◆ SOURCE RECORDS
==*==
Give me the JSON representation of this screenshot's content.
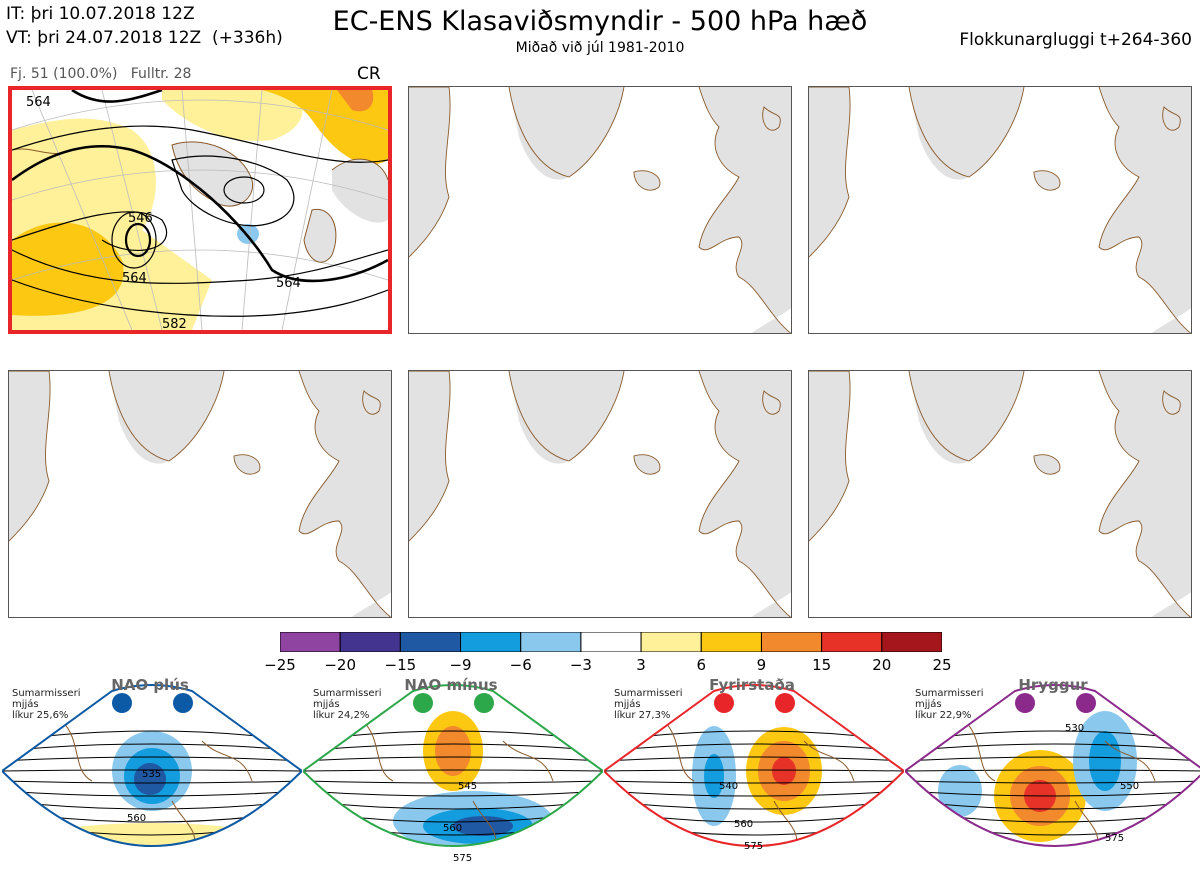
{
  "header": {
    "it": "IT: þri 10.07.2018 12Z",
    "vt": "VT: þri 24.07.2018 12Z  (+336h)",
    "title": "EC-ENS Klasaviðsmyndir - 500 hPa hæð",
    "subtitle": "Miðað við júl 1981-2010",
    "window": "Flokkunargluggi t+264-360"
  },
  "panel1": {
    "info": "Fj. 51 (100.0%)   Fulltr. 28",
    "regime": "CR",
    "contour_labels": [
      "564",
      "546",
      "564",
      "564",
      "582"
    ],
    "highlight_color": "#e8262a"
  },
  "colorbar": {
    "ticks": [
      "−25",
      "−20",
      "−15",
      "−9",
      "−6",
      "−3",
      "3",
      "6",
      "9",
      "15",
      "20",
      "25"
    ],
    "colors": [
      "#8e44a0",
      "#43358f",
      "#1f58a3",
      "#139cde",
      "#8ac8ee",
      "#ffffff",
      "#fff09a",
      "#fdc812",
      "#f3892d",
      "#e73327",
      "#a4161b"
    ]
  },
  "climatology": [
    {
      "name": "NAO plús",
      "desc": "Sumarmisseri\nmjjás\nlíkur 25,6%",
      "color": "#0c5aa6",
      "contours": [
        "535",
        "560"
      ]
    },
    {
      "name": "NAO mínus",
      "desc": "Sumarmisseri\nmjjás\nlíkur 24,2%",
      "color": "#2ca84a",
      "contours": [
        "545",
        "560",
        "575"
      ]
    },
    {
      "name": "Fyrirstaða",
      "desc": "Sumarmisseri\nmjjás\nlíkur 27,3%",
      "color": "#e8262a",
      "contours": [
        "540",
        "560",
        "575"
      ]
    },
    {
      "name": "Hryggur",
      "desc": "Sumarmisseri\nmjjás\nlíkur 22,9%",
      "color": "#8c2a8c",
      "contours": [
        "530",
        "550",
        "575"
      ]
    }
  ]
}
==*==
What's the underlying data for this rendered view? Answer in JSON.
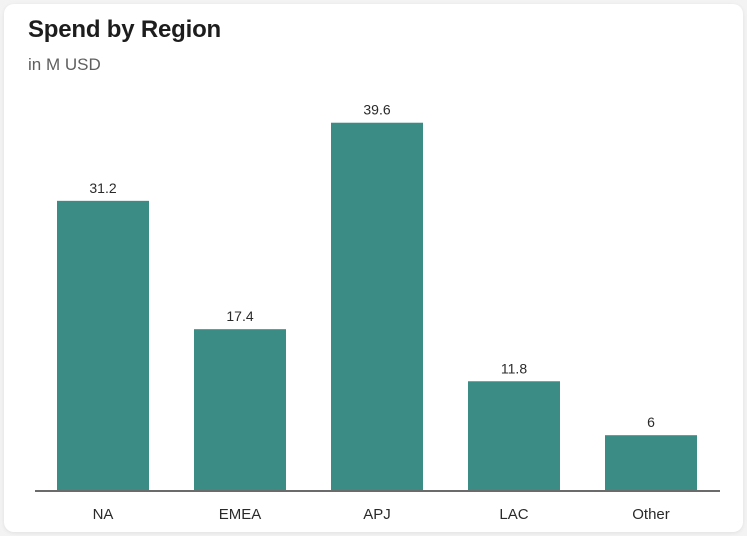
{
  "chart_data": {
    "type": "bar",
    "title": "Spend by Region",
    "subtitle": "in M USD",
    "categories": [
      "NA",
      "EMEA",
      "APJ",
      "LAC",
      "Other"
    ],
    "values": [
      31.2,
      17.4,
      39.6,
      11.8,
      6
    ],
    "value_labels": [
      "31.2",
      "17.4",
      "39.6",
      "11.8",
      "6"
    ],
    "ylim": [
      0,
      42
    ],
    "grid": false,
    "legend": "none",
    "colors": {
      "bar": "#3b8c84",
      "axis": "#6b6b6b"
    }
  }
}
==*==
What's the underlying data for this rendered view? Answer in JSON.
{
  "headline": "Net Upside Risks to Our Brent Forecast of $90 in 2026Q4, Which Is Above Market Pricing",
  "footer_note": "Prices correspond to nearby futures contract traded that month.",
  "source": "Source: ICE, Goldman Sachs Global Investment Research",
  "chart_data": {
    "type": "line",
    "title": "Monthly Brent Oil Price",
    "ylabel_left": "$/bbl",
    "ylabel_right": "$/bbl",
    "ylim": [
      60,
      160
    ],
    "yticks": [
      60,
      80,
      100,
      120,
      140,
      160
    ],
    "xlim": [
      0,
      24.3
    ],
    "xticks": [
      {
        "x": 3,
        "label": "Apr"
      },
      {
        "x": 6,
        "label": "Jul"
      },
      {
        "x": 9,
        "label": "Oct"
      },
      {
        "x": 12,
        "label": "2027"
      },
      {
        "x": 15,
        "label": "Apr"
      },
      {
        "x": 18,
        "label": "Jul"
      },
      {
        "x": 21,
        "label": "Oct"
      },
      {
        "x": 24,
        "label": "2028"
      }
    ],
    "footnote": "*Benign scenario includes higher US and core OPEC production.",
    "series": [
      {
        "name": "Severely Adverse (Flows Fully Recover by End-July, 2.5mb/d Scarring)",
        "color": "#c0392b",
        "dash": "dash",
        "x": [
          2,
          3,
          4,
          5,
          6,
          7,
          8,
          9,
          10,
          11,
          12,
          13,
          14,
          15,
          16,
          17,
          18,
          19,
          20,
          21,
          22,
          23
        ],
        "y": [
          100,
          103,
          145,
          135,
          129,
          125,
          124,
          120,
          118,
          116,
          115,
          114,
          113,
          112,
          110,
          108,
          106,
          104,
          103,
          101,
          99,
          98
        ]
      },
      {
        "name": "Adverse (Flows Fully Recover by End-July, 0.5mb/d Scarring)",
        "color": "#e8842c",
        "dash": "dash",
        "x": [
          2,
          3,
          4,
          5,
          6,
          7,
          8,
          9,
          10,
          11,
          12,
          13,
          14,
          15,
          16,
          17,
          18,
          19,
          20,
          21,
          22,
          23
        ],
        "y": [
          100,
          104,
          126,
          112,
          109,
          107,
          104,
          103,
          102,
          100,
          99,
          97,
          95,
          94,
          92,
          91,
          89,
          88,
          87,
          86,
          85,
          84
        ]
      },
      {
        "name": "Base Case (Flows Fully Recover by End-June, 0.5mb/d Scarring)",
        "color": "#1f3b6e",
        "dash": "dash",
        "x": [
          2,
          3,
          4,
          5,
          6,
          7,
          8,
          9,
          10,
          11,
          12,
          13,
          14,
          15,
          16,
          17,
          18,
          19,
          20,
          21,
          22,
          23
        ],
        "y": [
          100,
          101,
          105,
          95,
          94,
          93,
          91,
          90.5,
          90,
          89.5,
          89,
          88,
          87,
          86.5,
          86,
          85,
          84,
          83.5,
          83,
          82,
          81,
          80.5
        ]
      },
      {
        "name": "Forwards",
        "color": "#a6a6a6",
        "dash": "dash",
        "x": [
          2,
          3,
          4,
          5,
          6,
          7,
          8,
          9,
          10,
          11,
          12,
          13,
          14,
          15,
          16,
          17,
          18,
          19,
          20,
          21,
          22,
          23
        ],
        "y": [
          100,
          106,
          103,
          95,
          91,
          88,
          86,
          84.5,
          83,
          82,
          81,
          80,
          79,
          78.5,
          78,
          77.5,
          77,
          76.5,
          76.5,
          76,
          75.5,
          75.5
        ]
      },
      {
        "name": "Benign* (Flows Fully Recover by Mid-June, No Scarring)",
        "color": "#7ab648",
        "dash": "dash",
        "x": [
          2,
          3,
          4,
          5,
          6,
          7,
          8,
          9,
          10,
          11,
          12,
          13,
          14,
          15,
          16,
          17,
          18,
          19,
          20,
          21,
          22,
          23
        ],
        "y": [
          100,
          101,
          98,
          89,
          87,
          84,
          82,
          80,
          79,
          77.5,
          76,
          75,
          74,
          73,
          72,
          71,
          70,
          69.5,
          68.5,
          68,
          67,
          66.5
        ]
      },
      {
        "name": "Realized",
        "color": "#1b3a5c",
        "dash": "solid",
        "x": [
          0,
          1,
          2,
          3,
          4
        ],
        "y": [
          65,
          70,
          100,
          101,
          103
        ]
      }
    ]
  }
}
==*==
◆ WORK TO BE COMPLETED
In the lines above, locate the string "desc". Copy every line where it occurs.

◆ EXERCISE RESPONSE
      "desc": "Sumarmisseri\nmjjás\nlíkur 25,6%",
      "desc": "Sumarmisseri\nmjjás\nlíkur 24,2%",
      "desc": "Sumarmisseri\nmjjás\nlíkur 27,3%",
      "desc": "Sumarmisseri\nmjjás\nlíkur 22,9%",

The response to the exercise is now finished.